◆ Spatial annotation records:
####

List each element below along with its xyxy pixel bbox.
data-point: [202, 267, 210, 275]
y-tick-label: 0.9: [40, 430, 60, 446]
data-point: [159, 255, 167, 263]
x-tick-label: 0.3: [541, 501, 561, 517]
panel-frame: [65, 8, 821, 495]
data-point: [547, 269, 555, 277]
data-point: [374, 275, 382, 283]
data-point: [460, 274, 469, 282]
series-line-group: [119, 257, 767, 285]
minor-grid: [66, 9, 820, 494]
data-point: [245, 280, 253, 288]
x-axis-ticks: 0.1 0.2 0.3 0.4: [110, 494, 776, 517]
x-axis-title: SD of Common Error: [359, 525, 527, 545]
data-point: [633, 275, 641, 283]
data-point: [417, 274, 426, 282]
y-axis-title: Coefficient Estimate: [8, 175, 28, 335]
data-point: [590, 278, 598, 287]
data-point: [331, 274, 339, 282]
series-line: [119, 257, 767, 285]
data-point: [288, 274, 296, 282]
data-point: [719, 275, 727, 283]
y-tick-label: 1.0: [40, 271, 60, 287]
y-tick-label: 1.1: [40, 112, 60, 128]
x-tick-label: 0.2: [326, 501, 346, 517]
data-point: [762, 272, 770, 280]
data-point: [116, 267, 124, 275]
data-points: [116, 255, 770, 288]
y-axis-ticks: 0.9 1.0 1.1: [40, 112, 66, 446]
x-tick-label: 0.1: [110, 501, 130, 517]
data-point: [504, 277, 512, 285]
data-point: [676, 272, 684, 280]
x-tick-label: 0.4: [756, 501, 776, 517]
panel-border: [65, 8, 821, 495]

####

◆ DIRECTIVE: Reproduce every line of the material above word for word, without changing anything.

◆ RESULT:
List each element below along with its xyxy pixel bbox.
data-point: [202, 267, 210, 275]
y-tick-label: 0.9: [40, 430, 60, 446]
data-point: [159, 255, 167, 263]
x-tick-label: 0.3: [541, 501, 561, 517]
panel-frame: [65, 8, 821, 495]
data-point: [547, 269, 555, 277]
data-point: [374, 275, 382, 283]
data-point: [460, 274, 469, 282]
series-line-group: [119, 257, 767, 285]
minor-grid: [66, 9, 820, 494]
data-point: [245, 280, 253, 288]
x-axis-ticks: 0.1 0.2 0.3 0.4: [110, 494, 776, 517]
x-axis-title: SD of Common Error: [359, 525, 527, 545]
data-point: [633, 275, 641, 283]
data-point: [417, 274, 426, 282]
y-axis-title: Coefficient Estimate: [8, 175, 28, 335]
data-point: [590, 278, 598, 287]
data-point: [331, 274, 339, 282]
series-line: [119, 257, 767, 285]
data-point: [288, 274, 296, 282]
data-point: [719, 275, 727, 283]
y-tick-label: 1.0: [40, 271, 60, 287]
y-tick-label: 1.1: [40, 112, 60, 128]
x-tick-label: 0.2: [326, 501, 346, 517]
data-point: [762, 272, 770, 280]
data-point: [116, 267, 124, 275]
data-points: [116, 255, 770, 288]
y-axis-ticks: 0.9 1.0 1.1: [40, 112, 66, 446]
x-tick-label: 0.1: [110, 501, 130, 517]
data-point: [504, 277, 512, 285]
data-point: [676, 272, 684, 280]
x-tick-label: 0.4: [756, 501, 776, 517]
panel-border: [65, 8, 821, 495]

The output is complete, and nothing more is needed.